| Exercise aim |
Each line of the material below should be reproduced exactly.
☆ ☆ ☆
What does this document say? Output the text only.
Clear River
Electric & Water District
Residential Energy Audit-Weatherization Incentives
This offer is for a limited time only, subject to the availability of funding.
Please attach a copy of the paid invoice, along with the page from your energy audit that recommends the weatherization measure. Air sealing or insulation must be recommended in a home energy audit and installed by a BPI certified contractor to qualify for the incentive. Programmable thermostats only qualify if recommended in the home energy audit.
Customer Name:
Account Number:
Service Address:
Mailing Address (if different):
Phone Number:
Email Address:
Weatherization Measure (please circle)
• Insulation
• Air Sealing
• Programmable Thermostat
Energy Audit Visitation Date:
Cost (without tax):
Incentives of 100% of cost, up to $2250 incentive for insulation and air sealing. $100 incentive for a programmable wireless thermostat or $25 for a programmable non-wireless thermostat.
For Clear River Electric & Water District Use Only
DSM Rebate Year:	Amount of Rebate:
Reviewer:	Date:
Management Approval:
☆ ☆ ☆
| Task response |
What does this document say? Output the text only.
Clear River
Electric & Water District
Residential Energy Audit-Weatherization Incentives
This offer is for a limited time only, subject to the availability of funding.
Please attach a copy of the paid invoice, along with the page from your energy audit that recommends the weatherization measure. Air sealing or insulation must be recommended in a home energy audit and installed by a BPI certified contractor to qualify for the incentive. Programmable thermostats only qualify if recommended in the home energy audit.
Customer Name:
Account Number:
Service Address:
Mailing Address (if different):
Phone Number:
Email Address:
Weatherization Measure (please circle)
• Insulation
• Air Sealing
• Programmable Thermostat
Energy Audit Visitation Date:
Cost (without tax):
Incentives of 100% of cost, up to $2250 incentive for insulation and air sealing. $100 incentive for a programmable wireless thermostat or $25 for a programmable non-wireless thermostat.
For Clear River Electric & Water District Use Only
DSM Rebate Year:	Amount of Rebate:
Reviewer:	Date:
Management Approval:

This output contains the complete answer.